=== LISTING ===
>>>>

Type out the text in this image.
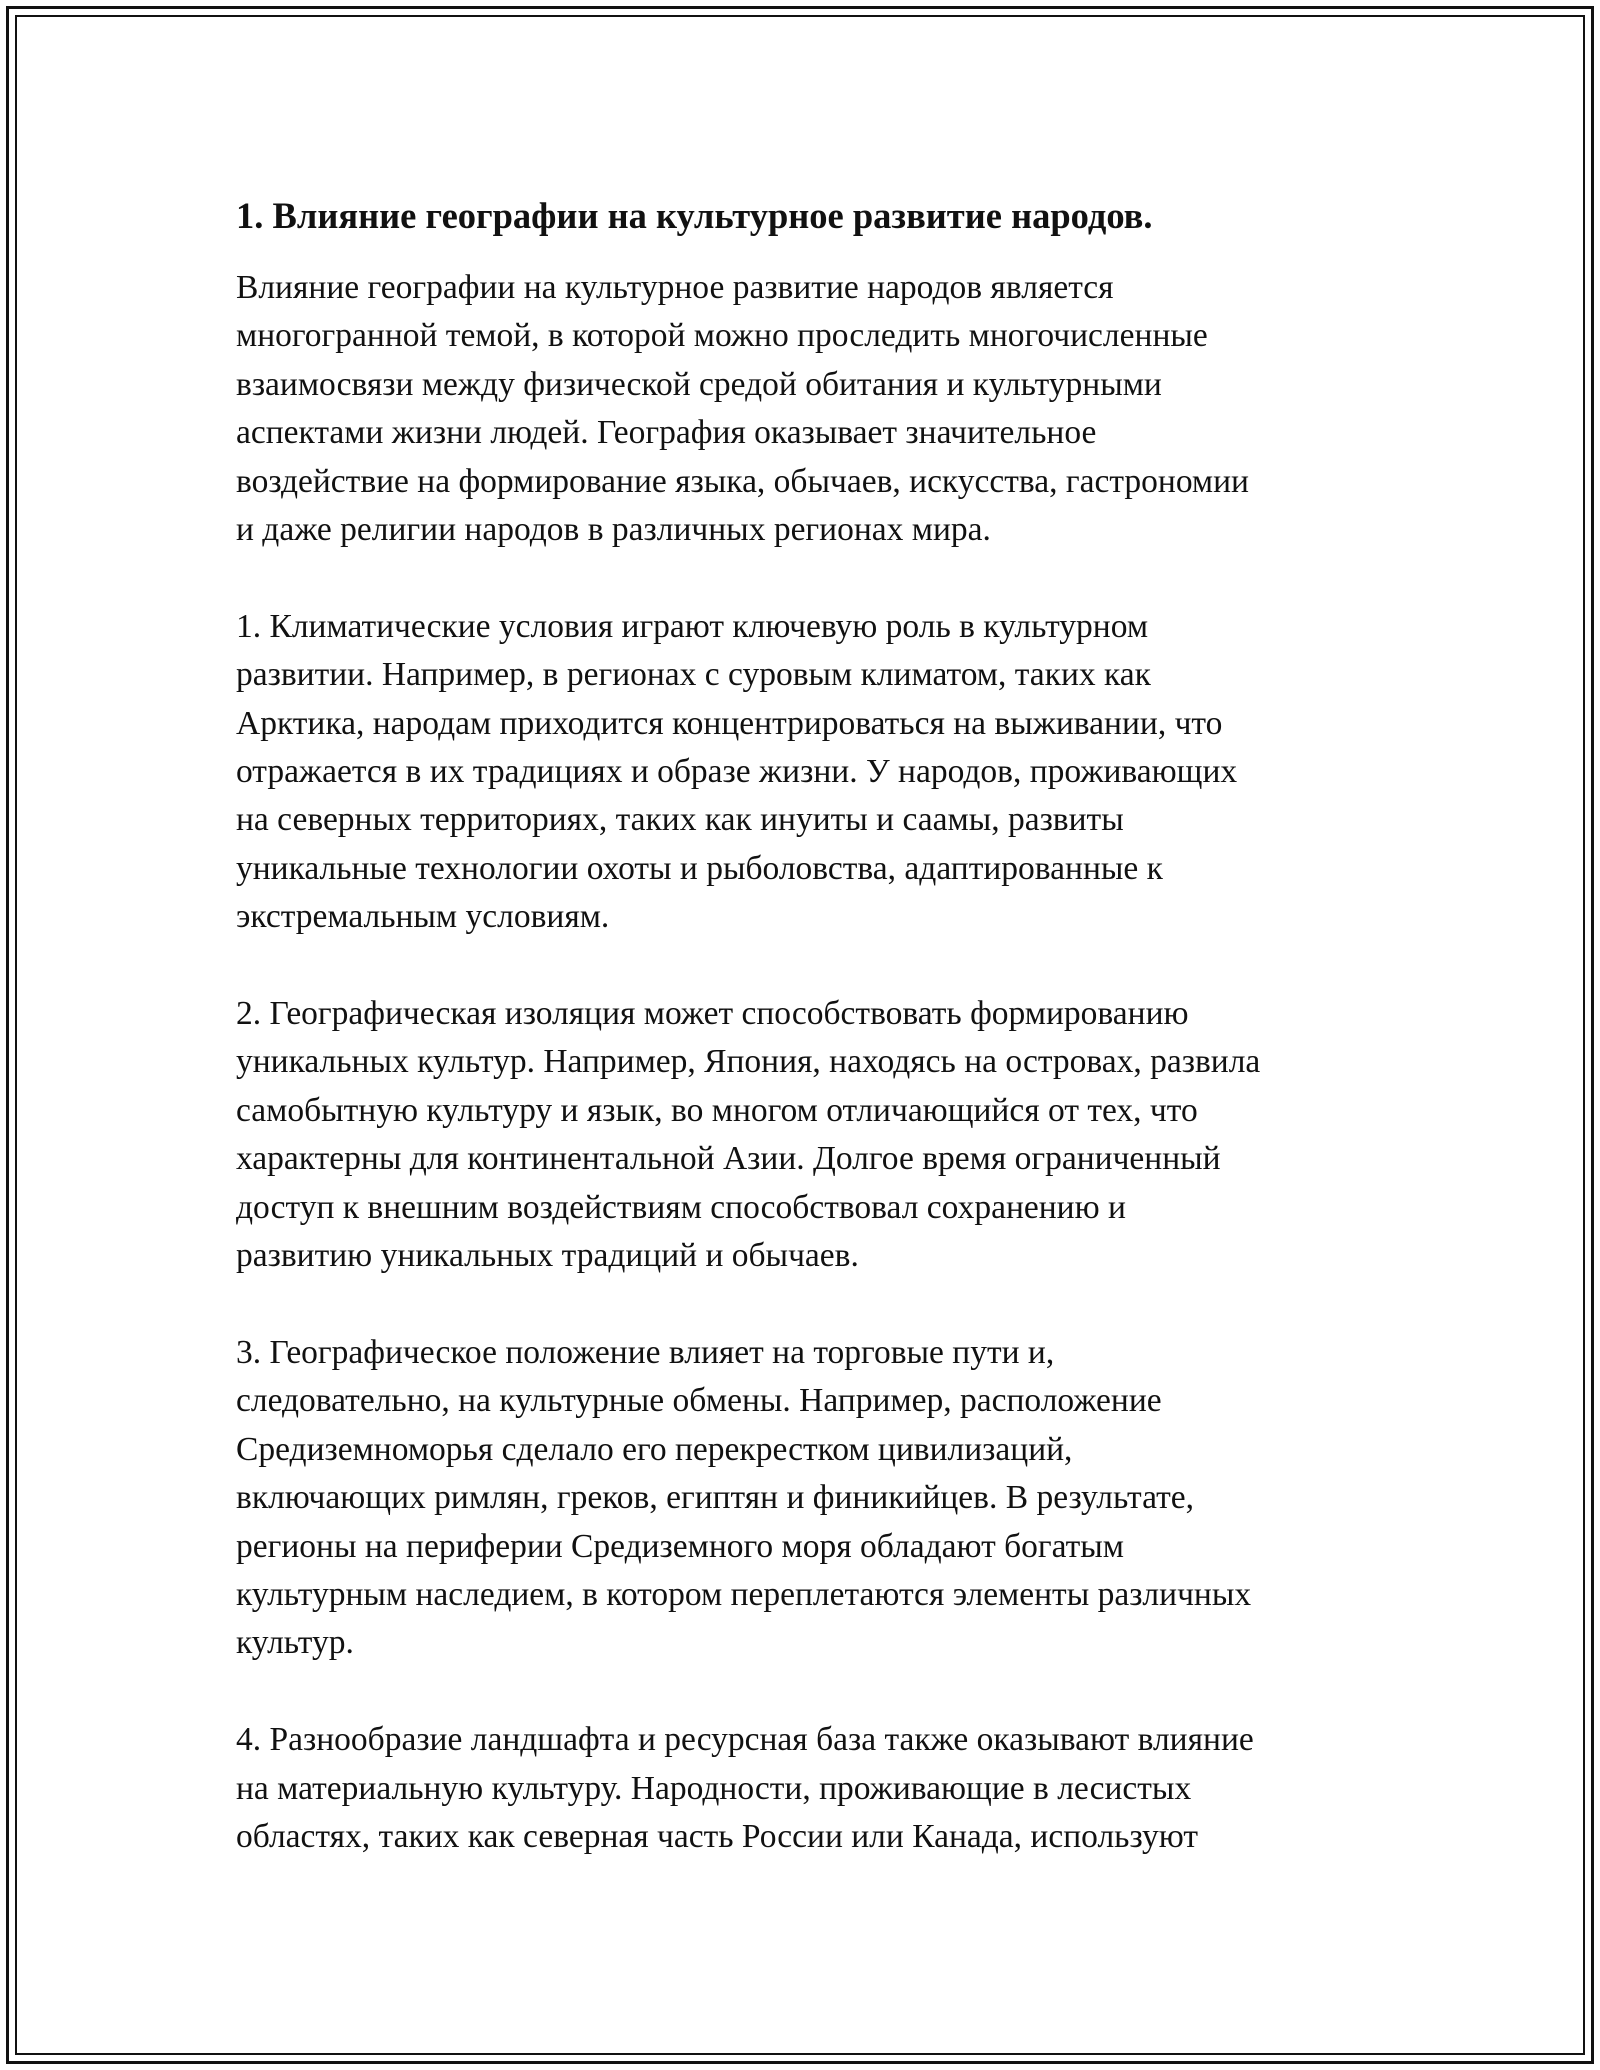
1. Влияние географии на культурное развитие народов.

Влияние географии на культурное развитие народов является
многогранной темой, в которой можно проследить многочисленные
взаимосвязи между физической средой обитания и культурными
аспектами жизни людей. География оказывает значительное
воздействие на формирование языка, обычаев, искусства, гастрономии
и даже религии народов в различных регионах мира.

1. Климатические условия играют ключевую роль в культурном
развитии. Например, в регионах с суровым климатом, таких как
Арктика, народам приходится концентрироваться на выживании, что
отражается в их традициях и образе жизни. У народов, проживающих
на северных территориях, таких как инуиты и саамы, развиты
уникальные технологии охоты и рыболовства, адаптированные к
экстремальным условиям.

2. Географическая изоляция может способствовать формированию
уникальных культур. Например, Япония, находясь на островах, развила
самобытную культуру и язык, во многом отличающийся от тех, что
характерны для континентальной Азии. Долгое время ограниченный
доступ к внешним воздействиям способствовал сохранению и
развитию уникальных традиций и обычаев.

3. Географическое положение влияет на торговые пути и,
следовательно, на культурные обмены. Например, расположение
Средиземноморья сделало его перекрестком цивилизаций,
включающих римлян, греков, египтян и финикийцев. В результате,
регионы на периферии Средиземного моря обладают богатым
культурным наследием, в котором переплетаются элементы различных
культур.

4. Разнообразие ландшафта и ресурсная база также оказывают влияние
на материальную культуру. Народности, проживающие в лесистых
областях, таких как северная часть России или Канада, используют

<<<<

=== DESCRIPTION OF THE TASK ===
Extract every line containing the string "таких" from the data above.

=== FINAL RESULT ===
развитии. Например, в регионах с суровым климатом, таких как
на северных территориях, таких как инуиты и саамы, развиты
областях, таких как северная часть России или Канада, используют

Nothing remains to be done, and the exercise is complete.